__Exercise instructions__.
Please state how many lines in the records contain the string "DataHub", with no words besides the number.

__Entries provided__.
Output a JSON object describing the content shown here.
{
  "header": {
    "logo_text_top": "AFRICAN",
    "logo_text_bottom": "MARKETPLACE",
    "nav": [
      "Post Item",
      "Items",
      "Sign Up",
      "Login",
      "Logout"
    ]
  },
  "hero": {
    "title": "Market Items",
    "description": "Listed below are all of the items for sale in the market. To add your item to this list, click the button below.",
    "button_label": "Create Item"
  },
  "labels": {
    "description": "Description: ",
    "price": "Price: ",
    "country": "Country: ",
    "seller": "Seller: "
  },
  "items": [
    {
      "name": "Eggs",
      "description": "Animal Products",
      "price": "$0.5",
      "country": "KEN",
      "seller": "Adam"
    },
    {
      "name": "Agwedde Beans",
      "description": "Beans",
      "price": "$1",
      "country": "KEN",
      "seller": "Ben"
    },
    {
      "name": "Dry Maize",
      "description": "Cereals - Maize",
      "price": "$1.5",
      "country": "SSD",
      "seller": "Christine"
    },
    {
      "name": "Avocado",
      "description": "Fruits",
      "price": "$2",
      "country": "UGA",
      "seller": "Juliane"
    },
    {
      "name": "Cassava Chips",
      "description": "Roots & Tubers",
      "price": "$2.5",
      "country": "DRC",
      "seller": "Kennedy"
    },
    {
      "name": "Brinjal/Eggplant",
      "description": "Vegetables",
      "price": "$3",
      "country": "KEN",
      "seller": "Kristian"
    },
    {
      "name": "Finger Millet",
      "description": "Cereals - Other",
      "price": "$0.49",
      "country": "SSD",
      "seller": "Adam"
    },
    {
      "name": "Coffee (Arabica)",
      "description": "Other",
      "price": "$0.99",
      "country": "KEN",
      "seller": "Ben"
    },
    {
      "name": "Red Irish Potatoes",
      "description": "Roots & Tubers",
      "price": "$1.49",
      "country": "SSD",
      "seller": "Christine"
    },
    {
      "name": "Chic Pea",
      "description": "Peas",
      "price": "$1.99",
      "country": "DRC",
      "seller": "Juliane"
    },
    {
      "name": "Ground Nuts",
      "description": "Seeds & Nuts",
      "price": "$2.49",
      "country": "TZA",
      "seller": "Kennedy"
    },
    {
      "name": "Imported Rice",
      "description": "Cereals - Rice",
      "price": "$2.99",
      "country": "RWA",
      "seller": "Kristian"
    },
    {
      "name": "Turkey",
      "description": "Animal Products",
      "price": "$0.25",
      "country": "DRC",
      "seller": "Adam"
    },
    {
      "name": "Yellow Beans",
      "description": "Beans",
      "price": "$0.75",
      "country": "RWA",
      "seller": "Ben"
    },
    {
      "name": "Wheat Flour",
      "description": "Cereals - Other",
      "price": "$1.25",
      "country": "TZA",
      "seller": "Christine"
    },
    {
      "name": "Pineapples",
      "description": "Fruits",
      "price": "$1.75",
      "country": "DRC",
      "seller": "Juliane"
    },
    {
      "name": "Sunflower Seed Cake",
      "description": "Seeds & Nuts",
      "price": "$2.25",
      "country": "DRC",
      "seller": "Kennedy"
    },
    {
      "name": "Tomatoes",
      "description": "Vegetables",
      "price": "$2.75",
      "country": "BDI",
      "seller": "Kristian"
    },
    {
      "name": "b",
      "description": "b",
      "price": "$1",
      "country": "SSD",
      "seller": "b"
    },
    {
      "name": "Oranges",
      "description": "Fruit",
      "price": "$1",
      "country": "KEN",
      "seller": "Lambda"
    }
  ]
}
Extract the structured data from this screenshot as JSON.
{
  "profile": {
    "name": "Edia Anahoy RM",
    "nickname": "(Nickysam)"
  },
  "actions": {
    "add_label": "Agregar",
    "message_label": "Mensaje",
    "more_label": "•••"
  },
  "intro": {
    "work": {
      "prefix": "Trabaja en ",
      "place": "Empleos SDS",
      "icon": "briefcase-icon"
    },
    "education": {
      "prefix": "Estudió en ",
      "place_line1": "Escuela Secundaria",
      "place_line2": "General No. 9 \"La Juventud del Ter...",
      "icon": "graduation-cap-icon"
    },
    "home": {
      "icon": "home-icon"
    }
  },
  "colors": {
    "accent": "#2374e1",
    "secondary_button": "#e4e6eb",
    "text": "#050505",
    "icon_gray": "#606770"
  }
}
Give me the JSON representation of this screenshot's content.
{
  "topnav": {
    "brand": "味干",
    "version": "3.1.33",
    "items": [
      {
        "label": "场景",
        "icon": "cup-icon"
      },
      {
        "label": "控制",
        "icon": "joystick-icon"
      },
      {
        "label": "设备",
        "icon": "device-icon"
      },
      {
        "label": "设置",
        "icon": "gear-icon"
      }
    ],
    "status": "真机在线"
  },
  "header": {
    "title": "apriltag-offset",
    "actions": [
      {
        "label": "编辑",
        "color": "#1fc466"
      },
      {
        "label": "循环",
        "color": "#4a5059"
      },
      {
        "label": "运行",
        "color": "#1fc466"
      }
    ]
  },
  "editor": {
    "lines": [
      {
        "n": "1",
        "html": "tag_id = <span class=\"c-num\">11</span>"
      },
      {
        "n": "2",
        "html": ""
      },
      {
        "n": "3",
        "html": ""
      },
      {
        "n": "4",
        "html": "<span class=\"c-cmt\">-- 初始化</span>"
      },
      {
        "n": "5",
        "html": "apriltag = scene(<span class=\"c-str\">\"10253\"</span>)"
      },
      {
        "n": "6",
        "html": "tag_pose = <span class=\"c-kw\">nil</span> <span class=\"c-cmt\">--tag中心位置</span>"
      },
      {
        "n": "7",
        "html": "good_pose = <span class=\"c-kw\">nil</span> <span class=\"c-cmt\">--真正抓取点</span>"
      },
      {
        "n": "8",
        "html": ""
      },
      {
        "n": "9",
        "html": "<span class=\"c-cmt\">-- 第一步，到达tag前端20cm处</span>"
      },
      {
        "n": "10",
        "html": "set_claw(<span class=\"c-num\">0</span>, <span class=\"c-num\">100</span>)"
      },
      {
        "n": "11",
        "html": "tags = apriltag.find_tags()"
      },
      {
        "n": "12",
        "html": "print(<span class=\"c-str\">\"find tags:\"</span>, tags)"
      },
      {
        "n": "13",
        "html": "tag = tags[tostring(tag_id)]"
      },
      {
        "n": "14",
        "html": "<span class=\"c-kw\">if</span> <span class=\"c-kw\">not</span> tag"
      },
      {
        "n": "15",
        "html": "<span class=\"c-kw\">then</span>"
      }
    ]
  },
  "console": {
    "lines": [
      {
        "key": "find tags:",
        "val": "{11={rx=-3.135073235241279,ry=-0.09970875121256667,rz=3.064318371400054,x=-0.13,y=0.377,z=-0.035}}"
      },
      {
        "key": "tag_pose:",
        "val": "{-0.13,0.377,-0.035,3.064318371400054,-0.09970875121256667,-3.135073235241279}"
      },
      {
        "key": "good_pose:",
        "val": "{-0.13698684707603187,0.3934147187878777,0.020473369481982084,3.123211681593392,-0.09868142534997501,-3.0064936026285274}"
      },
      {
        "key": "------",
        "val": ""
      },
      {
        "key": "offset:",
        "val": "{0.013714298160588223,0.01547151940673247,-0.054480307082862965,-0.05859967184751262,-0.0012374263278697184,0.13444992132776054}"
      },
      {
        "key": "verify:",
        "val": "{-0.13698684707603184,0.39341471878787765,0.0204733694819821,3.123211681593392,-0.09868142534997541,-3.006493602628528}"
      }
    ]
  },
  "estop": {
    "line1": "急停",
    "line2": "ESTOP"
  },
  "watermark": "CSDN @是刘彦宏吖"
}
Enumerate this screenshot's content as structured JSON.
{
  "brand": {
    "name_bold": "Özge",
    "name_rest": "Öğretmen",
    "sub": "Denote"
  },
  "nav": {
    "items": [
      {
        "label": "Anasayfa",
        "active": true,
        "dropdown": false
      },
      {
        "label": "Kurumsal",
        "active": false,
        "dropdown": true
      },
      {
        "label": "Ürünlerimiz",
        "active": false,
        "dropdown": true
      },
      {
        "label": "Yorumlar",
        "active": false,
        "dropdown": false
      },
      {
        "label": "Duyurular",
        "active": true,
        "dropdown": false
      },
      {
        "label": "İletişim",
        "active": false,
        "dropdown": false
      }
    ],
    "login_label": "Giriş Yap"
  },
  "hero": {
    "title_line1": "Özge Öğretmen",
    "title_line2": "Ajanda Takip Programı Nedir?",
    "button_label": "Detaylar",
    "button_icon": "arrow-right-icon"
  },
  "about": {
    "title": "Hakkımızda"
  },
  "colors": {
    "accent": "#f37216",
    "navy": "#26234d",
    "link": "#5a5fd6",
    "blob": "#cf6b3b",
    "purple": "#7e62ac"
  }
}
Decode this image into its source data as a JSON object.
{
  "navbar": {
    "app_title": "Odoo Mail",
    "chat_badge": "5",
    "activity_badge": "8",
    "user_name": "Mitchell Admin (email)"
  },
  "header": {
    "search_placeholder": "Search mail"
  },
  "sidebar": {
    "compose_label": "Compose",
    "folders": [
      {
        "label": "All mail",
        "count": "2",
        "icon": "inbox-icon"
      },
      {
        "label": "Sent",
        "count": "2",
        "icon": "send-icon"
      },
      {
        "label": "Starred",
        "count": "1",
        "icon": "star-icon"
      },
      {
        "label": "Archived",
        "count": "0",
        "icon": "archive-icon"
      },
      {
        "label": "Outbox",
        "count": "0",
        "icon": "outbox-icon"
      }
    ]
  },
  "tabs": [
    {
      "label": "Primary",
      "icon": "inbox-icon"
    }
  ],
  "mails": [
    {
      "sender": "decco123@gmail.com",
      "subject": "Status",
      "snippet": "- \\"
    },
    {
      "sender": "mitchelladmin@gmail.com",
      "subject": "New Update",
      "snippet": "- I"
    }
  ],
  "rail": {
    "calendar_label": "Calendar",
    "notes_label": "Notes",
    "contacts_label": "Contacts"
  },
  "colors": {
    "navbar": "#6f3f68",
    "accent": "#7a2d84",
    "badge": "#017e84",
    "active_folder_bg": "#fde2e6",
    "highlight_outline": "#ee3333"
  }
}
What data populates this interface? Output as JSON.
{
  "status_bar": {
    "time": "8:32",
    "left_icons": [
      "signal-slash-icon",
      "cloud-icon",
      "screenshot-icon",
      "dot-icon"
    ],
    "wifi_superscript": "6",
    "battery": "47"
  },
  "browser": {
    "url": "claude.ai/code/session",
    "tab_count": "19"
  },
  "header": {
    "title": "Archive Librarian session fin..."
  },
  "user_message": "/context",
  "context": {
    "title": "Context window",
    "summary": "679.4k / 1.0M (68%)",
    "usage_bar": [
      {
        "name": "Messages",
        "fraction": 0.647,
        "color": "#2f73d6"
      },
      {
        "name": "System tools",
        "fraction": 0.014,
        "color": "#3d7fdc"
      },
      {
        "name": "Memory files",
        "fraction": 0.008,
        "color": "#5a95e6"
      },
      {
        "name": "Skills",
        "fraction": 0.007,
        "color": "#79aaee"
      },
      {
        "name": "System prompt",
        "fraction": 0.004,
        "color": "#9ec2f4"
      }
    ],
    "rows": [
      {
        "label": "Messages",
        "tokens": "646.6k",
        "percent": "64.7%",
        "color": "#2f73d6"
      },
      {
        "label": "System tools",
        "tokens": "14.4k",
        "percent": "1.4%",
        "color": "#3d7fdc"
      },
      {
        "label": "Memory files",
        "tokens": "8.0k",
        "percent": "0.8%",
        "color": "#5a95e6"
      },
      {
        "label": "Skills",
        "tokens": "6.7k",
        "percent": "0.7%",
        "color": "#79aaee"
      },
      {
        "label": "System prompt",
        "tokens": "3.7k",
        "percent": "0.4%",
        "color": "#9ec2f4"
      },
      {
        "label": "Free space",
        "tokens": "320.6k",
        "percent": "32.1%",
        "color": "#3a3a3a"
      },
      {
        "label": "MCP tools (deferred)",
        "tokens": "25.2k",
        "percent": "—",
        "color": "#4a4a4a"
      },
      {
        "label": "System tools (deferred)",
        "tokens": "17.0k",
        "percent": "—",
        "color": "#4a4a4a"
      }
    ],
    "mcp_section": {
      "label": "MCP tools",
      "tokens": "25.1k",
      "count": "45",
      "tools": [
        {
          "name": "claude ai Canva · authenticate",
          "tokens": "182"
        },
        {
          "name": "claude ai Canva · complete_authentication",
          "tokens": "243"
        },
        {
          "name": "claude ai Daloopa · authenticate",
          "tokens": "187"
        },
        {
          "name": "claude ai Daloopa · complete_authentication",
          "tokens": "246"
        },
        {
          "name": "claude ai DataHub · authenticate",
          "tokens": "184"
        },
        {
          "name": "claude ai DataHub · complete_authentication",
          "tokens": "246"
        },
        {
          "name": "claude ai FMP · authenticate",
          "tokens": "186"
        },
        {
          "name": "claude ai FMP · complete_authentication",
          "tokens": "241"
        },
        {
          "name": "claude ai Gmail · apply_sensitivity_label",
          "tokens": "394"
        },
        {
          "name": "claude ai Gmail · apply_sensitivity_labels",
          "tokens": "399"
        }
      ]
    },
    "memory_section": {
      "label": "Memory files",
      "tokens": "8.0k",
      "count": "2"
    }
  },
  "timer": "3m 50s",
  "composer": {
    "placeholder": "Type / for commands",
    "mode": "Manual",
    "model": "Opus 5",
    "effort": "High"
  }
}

__Result below__.
2